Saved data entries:

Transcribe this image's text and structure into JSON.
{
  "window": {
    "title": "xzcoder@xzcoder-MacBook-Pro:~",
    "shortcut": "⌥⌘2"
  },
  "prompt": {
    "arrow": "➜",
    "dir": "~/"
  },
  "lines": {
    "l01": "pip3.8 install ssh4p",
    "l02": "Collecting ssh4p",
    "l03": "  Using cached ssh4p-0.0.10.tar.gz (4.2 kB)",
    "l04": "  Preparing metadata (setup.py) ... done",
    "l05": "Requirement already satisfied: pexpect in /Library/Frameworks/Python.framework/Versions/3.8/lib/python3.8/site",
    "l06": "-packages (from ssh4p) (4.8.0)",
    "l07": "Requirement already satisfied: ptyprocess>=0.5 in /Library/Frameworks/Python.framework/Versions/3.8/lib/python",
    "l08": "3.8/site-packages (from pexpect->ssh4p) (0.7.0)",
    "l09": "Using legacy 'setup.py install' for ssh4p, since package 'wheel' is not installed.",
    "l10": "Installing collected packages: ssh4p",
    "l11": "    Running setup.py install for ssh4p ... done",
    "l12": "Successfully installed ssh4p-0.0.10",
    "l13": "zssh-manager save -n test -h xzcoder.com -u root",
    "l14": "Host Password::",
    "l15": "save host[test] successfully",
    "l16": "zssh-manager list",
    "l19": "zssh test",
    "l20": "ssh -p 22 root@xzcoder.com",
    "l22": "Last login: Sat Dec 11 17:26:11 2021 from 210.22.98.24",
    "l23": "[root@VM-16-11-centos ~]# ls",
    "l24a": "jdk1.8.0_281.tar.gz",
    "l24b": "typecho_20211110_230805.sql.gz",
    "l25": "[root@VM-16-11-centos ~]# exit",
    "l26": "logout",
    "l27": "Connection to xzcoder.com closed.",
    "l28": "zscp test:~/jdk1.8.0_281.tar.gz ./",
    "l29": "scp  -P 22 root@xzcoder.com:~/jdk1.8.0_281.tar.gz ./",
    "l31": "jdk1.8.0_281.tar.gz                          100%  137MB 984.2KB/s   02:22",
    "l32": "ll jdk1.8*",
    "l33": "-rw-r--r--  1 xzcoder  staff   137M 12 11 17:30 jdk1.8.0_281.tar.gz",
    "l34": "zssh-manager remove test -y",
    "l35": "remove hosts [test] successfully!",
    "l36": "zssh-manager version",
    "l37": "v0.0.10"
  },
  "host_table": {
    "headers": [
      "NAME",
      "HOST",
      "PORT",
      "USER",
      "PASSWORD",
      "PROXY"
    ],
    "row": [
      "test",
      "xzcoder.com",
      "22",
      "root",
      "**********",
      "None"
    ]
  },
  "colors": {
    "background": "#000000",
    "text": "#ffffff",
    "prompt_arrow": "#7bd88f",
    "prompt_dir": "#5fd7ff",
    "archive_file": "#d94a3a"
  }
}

▶ **TASK DETAILS**: Extract every line above containing the word "Versions".

▶ **FINISHED EXERCISE**:
    "l05": "Requirement already satisfied: pexpect in /Library/Frameworks/Python.framework/Versions/3.8/lib/python3.8/site",
    "l07": "Requirement already satisfied: ptyprocess>=0.5 in /Library/Frameworks/Python.framework/Versions/3.8/lib/python",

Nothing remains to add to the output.